What you need to do ▸
Find every line below that contains the word "tartja" and copy it out.

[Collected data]
● ● ●
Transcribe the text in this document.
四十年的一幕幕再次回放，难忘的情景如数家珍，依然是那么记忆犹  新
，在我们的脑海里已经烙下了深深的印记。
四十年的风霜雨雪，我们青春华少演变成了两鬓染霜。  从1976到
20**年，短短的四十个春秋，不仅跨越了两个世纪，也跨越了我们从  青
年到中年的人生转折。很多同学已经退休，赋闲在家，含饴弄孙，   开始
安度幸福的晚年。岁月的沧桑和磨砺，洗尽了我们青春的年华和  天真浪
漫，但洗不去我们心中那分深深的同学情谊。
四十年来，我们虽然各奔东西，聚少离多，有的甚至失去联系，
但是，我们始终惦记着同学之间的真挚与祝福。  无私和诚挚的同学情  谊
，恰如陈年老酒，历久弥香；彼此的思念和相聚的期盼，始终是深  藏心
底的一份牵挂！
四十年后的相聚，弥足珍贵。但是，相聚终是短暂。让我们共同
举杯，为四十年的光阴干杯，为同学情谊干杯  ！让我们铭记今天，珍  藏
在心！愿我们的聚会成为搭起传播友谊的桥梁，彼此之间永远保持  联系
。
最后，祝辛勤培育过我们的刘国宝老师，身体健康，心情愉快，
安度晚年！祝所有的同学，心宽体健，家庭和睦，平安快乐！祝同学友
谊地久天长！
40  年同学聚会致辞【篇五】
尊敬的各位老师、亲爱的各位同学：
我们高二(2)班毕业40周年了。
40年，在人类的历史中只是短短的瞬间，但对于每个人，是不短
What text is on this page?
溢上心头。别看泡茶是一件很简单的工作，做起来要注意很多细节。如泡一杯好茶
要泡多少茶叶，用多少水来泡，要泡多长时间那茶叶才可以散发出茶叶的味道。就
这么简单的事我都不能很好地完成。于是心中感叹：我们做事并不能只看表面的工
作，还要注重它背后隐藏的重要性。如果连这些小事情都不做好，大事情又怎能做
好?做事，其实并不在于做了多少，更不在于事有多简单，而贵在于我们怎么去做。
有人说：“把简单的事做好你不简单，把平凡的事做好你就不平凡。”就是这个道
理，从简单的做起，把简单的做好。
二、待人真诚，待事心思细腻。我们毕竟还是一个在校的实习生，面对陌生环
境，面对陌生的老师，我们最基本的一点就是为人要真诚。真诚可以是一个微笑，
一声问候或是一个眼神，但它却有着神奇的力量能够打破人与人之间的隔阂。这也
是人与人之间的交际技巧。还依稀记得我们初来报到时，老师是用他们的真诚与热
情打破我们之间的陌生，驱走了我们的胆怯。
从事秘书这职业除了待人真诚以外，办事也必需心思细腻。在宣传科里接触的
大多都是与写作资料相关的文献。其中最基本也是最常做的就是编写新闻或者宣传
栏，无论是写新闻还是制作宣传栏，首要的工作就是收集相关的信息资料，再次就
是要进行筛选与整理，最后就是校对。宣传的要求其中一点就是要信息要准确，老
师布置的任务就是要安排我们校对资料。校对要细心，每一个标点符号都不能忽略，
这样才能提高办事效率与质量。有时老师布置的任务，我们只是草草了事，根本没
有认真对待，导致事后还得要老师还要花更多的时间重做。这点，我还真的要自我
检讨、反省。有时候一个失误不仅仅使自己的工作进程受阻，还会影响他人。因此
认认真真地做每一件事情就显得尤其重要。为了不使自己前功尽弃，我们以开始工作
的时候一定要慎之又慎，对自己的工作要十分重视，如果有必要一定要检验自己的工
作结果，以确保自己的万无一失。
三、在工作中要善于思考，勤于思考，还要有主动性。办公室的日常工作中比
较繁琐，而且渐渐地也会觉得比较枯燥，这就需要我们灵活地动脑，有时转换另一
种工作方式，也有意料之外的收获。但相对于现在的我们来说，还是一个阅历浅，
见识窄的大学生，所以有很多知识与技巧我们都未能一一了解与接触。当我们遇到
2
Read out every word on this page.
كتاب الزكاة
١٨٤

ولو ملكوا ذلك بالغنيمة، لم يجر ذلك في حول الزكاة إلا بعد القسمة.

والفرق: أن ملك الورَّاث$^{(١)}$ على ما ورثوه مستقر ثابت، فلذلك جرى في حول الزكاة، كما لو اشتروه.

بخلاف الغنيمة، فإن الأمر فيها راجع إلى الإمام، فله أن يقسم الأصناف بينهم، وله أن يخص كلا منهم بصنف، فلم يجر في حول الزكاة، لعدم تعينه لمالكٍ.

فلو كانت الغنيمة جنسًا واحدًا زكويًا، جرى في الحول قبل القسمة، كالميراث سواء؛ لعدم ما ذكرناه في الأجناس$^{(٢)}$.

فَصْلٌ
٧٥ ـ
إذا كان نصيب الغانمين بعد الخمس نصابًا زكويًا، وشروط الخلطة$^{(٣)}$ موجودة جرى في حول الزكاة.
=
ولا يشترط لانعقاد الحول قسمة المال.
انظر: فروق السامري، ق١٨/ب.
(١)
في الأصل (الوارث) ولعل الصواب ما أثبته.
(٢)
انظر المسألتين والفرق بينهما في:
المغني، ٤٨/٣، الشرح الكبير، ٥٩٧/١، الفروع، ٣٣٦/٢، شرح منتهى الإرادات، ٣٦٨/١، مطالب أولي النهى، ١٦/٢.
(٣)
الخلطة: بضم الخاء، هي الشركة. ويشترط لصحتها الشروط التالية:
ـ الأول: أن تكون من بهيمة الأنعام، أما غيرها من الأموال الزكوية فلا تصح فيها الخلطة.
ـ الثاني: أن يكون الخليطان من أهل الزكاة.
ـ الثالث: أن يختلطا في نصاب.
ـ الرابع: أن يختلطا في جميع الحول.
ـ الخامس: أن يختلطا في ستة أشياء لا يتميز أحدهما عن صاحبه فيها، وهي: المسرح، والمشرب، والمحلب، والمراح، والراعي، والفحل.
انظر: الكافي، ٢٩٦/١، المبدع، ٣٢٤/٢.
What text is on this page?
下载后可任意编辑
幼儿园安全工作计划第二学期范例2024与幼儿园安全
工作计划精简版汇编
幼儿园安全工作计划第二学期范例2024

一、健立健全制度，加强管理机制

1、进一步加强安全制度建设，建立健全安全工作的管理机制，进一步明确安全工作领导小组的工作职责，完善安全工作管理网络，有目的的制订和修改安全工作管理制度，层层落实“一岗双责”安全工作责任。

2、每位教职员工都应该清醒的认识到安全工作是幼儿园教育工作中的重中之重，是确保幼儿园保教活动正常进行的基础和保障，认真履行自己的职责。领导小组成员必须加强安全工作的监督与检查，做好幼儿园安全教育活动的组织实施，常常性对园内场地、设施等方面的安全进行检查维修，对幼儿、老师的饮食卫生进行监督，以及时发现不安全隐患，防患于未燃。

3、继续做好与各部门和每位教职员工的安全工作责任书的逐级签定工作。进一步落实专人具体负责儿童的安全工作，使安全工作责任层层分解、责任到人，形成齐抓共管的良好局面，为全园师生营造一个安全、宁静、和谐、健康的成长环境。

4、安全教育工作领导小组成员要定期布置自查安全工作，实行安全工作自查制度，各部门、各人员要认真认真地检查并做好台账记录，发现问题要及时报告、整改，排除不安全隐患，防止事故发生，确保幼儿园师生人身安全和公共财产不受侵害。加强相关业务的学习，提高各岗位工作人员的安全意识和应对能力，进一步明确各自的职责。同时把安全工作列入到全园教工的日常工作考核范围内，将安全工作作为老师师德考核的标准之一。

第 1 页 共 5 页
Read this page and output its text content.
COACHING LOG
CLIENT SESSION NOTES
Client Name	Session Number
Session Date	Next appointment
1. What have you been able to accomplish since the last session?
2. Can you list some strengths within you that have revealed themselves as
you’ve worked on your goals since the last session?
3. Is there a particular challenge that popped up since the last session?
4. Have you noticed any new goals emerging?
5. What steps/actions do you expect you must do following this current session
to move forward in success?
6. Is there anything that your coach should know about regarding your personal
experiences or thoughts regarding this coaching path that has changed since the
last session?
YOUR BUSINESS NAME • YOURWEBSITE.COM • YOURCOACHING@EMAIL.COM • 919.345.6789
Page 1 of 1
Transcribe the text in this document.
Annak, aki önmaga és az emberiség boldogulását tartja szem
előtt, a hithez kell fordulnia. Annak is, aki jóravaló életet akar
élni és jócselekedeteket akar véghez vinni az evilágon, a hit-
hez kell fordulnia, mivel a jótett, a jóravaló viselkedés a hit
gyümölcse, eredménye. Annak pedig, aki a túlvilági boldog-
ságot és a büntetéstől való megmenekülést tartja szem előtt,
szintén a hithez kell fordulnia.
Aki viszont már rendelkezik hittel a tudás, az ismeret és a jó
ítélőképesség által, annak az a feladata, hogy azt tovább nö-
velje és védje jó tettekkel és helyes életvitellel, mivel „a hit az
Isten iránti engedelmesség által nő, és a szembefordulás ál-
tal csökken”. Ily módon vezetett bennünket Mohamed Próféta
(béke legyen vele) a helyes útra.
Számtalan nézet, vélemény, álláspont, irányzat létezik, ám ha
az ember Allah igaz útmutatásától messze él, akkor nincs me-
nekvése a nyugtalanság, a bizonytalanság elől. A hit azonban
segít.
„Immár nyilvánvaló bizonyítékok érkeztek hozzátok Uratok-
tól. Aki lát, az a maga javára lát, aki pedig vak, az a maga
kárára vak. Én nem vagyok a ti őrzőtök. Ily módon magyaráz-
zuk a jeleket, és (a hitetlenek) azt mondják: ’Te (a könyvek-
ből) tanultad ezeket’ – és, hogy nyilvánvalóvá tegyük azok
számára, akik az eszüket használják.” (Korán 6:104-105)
● ● ●
Finished task ▸
Annak, aki önmaga és az emberiség boldogulását tartja szem
ságot és a büntetéstől való megmenekülést tartja szem előtt,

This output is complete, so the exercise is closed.